Objective: Search the material for "Frequency" and show all lines that contain it.
# start of Supplied records
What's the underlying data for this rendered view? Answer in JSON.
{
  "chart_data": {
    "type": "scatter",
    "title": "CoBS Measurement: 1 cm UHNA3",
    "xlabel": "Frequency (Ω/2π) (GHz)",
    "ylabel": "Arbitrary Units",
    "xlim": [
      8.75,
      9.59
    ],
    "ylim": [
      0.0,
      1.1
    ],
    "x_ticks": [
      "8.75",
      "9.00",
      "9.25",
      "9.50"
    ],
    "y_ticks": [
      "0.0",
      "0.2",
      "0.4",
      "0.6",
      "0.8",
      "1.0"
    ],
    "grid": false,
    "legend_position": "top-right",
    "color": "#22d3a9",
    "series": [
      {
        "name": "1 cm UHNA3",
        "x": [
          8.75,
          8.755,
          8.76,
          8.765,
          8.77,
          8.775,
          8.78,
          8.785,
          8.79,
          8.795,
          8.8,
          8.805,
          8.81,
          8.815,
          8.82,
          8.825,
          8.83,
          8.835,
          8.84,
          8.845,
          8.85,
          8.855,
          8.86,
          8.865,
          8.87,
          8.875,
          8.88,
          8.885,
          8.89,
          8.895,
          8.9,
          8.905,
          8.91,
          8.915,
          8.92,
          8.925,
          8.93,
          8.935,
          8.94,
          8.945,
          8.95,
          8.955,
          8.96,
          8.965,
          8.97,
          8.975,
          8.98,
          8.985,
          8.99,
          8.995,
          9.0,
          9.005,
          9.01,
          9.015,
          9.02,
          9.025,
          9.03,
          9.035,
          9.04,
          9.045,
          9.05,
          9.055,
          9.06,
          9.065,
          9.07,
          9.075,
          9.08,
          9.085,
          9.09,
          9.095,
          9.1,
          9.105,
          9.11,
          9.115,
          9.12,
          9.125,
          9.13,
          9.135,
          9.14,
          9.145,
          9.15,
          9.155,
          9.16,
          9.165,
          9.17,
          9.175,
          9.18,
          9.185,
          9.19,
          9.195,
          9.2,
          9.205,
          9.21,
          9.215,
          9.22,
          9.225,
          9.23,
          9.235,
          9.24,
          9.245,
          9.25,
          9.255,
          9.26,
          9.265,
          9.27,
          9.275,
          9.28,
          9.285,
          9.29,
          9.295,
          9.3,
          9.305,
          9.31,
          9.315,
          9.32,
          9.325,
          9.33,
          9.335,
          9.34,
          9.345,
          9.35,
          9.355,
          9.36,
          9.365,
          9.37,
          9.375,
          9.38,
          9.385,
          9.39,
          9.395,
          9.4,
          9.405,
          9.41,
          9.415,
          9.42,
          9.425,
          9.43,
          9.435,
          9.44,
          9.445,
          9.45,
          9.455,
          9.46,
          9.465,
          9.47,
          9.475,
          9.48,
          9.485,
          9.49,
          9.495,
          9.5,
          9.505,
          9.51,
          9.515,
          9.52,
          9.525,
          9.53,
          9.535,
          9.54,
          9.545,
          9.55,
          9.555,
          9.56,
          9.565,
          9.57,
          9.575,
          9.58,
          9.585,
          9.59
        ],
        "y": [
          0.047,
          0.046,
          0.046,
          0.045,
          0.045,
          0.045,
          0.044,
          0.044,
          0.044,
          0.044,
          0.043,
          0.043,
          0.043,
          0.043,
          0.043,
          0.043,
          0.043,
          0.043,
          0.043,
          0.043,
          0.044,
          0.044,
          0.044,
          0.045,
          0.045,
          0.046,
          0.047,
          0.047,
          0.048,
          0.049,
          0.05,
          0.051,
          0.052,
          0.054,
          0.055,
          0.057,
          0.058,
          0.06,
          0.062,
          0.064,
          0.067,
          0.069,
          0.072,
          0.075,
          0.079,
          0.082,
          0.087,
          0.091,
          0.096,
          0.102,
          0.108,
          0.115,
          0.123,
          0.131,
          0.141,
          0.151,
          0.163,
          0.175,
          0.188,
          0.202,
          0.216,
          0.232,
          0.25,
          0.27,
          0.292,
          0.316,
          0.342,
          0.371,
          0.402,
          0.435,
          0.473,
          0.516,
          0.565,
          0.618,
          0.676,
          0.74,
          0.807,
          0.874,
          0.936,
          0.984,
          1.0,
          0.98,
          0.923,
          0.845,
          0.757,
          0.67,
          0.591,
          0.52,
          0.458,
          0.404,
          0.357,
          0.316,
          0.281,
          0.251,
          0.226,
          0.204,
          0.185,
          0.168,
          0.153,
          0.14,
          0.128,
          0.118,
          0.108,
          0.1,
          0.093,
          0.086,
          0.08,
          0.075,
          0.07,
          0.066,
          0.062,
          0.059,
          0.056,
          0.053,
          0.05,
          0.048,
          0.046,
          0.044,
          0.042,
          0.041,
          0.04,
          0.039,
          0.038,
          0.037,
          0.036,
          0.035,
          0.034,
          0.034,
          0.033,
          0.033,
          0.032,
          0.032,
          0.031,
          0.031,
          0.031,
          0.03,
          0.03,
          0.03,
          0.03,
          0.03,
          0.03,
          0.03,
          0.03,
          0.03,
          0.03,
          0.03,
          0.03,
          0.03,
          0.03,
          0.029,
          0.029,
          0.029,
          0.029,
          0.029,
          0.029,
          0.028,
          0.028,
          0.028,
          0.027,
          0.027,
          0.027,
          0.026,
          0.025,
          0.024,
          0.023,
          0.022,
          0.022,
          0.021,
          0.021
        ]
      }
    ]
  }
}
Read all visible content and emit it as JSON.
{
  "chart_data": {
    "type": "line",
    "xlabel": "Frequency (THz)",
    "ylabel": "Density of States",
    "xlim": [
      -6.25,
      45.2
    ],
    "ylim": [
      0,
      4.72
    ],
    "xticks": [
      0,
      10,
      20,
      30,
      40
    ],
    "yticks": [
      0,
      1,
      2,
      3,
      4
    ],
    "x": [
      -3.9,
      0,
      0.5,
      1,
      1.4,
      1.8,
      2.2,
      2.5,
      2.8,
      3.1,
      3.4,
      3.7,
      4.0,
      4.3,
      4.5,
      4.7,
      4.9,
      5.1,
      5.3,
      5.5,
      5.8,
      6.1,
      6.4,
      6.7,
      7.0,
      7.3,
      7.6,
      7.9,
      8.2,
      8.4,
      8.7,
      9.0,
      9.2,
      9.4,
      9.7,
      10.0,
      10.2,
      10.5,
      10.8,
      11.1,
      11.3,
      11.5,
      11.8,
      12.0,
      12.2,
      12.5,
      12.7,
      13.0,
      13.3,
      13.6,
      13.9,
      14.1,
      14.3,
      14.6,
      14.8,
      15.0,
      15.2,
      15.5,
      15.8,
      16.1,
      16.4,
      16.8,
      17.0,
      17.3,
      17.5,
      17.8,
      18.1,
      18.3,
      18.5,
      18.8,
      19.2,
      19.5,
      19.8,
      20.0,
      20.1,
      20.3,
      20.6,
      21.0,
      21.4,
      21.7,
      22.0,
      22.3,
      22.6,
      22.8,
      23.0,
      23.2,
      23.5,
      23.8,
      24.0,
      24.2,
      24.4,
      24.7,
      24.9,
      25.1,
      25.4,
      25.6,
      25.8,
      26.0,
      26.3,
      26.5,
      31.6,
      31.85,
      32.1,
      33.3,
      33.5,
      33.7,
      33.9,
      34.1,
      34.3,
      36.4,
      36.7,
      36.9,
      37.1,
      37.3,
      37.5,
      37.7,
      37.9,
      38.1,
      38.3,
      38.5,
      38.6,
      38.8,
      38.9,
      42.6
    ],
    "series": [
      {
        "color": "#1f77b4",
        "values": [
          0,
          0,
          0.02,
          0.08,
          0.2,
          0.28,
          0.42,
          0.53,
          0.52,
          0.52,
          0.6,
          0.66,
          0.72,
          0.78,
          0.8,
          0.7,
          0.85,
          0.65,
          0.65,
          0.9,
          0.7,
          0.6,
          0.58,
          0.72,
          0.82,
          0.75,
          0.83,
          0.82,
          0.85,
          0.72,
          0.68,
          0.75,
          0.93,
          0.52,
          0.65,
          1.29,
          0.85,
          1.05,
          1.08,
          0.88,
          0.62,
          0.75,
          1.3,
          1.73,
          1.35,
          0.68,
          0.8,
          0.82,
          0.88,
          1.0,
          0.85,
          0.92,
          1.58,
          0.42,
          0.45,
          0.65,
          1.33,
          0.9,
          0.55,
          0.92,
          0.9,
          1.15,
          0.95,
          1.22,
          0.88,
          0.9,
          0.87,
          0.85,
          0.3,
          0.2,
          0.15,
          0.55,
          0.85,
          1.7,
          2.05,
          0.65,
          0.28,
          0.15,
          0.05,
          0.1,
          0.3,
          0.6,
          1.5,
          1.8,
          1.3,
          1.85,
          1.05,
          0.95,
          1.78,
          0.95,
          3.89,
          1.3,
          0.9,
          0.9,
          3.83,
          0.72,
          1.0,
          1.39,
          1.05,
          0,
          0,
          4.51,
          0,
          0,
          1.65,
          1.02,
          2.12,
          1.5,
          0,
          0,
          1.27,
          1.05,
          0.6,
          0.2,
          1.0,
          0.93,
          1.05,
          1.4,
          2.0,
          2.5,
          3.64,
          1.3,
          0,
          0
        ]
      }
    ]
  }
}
# end of Supplied records
Reply to the exercise:
    "xlabel": "Frequency (Ω/2π) (GHz)",
    "xlabel": "Frequency (THz)",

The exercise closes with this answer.